_Data extract:_
_ _ _
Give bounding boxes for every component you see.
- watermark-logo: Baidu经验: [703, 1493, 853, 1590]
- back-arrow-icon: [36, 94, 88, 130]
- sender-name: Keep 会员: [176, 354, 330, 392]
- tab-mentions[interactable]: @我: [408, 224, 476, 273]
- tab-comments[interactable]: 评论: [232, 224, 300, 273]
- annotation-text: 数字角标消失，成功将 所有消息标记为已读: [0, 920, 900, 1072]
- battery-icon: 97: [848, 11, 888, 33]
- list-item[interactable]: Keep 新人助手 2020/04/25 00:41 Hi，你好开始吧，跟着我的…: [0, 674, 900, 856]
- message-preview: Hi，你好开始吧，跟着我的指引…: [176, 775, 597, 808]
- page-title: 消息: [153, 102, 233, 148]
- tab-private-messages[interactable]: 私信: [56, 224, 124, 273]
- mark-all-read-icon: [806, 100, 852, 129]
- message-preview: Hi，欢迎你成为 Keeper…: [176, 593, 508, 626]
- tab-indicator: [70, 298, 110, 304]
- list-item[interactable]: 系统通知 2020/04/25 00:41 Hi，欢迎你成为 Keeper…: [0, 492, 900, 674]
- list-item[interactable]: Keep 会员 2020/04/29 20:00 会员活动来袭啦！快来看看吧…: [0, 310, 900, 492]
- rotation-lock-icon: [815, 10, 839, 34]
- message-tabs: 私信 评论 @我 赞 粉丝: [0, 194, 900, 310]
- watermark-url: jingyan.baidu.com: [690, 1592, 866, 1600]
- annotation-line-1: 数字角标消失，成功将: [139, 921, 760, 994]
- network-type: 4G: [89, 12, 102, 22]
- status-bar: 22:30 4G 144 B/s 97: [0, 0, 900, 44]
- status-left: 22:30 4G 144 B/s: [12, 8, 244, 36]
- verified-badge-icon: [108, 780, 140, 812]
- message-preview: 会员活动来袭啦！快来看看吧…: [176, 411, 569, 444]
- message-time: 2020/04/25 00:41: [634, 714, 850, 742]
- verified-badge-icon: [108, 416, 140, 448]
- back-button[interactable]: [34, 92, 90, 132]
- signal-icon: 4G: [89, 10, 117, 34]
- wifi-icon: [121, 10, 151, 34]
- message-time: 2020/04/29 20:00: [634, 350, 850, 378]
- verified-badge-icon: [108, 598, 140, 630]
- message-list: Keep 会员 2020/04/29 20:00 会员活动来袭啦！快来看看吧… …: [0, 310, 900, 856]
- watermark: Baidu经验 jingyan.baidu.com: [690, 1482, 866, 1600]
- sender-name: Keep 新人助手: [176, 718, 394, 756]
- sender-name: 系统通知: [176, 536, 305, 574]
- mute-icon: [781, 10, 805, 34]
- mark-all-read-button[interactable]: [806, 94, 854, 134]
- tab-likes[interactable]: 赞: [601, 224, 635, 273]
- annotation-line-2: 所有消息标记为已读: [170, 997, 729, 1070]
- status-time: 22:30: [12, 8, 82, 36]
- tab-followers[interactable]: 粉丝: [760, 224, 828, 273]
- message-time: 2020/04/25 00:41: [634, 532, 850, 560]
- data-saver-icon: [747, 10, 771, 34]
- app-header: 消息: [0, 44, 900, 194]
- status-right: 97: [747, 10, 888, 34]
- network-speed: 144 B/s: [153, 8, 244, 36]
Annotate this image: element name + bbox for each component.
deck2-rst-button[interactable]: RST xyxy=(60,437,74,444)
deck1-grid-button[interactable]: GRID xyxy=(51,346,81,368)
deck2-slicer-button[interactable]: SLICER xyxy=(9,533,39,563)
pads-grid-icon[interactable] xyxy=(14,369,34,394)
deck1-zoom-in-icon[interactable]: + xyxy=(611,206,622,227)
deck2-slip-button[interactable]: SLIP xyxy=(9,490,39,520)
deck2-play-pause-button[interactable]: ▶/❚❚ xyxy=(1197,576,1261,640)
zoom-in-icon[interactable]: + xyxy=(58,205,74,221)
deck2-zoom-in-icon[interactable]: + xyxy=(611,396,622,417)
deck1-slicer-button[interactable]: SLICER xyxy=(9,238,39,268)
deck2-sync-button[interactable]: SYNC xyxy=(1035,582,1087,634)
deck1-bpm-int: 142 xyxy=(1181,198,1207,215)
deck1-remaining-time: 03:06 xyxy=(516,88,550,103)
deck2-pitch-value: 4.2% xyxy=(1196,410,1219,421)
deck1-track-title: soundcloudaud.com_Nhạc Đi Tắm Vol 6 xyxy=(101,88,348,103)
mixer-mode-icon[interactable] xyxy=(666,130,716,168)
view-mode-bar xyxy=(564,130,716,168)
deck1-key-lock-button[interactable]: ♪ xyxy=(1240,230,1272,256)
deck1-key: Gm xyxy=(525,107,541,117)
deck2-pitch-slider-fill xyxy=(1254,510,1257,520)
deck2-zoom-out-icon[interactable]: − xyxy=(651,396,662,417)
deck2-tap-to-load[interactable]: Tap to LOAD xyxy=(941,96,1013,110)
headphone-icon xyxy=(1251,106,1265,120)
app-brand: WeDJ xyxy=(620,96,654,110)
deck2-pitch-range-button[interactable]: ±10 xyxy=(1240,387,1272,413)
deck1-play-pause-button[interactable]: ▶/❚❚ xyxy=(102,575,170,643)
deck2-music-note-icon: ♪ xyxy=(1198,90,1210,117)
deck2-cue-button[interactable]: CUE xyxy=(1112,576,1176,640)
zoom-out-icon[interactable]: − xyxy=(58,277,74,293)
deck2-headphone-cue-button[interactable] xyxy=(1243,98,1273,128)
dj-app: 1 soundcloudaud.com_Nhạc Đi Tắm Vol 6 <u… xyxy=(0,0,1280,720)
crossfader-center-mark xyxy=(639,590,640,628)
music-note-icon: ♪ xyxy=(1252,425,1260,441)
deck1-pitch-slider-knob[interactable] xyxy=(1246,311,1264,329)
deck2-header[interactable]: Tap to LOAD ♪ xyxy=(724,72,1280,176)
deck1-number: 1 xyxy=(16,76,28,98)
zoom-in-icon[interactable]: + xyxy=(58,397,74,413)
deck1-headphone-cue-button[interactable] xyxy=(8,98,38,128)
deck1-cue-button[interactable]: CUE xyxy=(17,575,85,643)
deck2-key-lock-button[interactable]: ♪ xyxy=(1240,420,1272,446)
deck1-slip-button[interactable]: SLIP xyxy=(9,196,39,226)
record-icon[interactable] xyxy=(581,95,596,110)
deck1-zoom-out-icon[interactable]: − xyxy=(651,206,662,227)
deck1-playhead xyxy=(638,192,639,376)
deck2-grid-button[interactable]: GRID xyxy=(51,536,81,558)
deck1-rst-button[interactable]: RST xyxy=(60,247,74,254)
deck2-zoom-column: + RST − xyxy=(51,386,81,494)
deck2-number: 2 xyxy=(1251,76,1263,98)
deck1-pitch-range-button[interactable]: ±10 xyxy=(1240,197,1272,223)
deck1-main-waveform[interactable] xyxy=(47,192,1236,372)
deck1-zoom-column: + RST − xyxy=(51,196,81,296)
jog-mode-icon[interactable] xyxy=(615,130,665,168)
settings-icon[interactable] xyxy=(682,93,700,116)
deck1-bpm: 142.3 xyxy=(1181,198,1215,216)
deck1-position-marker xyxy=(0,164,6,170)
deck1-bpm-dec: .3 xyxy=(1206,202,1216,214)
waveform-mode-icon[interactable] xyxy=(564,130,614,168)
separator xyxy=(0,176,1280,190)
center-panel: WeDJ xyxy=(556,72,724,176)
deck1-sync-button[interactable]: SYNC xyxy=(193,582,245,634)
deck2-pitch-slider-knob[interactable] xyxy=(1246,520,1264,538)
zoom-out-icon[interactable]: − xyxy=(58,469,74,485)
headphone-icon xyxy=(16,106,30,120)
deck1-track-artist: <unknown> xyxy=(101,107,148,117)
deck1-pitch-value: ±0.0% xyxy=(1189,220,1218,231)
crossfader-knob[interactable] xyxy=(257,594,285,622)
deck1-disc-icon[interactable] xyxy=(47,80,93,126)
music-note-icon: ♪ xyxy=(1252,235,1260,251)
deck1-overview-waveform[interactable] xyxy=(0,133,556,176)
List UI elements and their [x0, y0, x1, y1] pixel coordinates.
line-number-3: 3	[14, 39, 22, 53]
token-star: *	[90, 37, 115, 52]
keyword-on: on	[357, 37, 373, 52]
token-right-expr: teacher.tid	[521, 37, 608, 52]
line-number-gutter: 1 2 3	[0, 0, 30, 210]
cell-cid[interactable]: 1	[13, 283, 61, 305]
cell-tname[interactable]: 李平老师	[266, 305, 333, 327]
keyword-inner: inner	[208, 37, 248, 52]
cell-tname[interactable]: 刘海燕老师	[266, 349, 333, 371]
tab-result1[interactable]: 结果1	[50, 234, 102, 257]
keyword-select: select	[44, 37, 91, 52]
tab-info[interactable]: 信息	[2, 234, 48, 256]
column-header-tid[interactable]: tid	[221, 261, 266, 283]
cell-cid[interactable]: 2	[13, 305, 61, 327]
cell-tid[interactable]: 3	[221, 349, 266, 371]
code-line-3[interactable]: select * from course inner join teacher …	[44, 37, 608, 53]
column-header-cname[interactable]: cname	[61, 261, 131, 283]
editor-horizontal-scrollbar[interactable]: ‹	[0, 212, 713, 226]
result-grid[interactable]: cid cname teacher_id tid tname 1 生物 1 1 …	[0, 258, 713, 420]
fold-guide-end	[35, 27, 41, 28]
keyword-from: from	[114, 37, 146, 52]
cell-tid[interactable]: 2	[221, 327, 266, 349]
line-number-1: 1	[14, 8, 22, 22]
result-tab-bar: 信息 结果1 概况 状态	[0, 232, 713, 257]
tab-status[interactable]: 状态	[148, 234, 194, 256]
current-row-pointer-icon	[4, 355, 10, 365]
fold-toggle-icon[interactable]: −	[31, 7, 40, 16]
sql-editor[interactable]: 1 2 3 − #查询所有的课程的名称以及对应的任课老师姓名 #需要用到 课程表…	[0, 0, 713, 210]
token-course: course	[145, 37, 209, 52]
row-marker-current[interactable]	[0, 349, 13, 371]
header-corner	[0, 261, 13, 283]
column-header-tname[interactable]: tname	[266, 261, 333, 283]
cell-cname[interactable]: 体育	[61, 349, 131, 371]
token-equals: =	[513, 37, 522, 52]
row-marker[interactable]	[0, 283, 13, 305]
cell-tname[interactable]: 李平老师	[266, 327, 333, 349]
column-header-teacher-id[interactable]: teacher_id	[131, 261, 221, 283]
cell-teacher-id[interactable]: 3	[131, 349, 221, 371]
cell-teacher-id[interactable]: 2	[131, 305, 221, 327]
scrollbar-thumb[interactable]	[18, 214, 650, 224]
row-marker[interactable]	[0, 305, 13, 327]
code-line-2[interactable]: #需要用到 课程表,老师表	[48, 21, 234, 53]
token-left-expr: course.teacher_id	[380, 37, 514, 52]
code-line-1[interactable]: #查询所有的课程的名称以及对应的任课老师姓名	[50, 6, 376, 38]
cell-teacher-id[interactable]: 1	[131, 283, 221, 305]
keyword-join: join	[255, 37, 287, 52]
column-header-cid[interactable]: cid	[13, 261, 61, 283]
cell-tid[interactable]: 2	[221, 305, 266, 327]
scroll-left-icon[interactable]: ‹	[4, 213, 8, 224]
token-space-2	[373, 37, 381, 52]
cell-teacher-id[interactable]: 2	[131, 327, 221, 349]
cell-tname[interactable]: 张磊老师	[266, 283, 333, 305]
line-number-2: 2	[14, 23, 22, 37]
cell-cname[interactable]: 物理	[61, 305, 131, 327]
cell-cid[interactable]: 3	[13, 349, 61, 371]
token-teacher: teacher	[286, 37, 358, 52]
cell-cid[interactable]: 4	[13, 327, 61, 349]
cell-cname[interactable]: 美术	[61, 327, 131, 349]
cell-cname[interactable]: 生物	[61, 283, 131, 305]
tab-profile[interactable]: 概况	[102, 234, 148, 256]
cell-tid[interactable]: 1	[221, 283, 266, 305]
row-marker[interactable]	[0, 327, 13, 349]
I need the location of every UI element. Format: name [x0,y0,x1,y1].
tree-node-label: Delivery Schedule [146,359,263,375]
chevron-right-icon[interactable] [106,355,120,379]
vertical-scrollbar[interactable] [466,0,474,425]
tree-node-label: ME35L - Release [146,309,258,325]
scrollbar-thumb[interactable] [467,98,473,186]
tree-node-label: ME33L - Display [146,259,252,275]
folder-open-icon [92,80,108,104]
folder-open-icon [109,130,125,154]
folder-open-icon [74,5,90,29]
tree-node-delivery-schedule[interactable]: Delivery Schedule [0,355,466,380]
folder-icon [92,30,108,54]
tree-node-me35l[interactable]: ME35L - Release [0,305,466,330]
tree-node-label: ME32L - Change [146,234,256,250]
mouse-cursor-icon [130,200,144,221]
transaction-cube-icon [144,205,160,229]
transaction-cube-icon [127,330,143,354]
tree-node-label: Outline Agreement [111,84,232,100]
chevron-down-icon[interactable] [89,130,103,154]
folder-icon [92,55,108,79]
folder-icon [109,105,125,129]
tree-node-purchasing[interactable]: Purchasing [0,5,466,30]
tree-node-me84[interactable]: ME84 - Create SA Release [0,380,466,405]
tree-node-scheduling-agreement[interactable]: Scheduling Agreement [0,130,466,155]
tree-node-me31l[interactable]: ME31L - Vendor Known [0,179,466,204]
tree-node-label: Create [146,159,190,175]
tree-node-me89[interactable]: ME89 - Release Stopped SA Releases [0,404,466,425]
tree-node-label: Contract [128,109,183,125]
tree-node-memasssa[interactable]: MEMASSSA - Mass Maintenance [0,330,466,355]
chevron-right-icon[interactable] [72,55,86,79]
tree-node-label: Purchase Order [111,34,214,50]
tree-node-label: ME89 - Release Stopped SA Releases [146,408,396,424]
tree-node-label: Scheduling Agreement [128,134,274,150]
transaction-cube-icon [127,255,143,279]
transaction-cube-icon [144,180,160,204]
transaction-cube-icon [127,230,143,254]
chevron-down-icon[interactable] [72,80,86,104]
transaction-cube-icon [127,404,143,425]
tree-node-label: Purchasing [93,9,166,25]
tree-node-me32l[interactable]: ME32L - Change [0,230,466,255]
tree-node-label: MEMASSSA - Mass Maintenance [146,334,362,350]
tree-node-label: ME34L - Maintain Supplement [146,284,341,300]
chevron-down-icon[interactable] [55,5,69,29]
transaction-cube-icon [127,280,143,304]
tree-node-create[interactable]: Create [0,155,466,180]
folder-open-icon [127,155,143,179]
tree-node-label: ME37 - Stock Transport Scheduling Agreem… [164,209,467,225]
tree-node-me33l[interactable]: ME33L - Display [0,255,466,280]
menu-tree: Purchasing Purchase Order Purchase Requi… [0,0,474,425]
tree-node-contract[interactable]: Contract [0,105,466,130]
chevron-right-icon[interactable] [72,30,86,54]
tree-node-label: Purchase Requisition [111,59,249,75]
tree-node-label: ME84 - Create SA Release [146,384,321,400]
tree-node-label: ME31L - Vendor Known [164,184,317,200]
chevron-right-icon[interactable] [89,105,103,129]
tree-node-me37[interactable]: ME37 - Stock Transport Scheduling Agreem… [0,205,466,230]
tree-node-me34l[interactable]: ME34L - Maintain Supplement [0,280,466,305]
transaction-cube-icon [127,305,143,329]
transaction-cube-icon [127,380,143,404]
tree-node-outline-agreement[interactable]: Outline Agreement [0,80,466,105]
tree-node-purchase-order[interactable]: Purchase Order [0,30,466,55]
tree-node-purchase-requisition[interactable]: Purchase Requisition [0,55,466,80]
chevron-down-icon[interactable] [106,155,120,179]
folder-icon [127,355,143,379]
_ _ _
_Direction:_
Format the lines from the start of the records through the line containing "- list-item[interactable]: Keep 新人助手", both included, as a Markdown table with the columns Row and Line text. Leave out blank lines.

_Correct result:_
| Row | Line text |
|---|---|
| 1 | Give bounding boxes for every component you see. |
| 2 | - watermark-logo: Baidu经验: [703, 1493, 853, 1590] |
| 3 | - back-arrow-icon: [36, 94, 88, 130] |
| 4 | - sender-name: Keep 会员: [176, 354, 330, 392] |
| 5 | - tab-mentions[interactable]: @我: [408, 224, 476, 273] |
| 6 | - tab-comments[interactable]: 评论: [232, 224, 300, 273] |
| 7 | - annotation-text: 数字角标消失，成功将 所有消息标记为已读: [0, 920, 900, 1072] |
| 8 | - battery-icon: 97: [848, 11, 888, 33] |
| 9 | - list-item[interactable]: Keep 新人助手 2020/04/25 00:41 Hi，你好开始吧，跟着我的…: [0, 674, 900, 856] |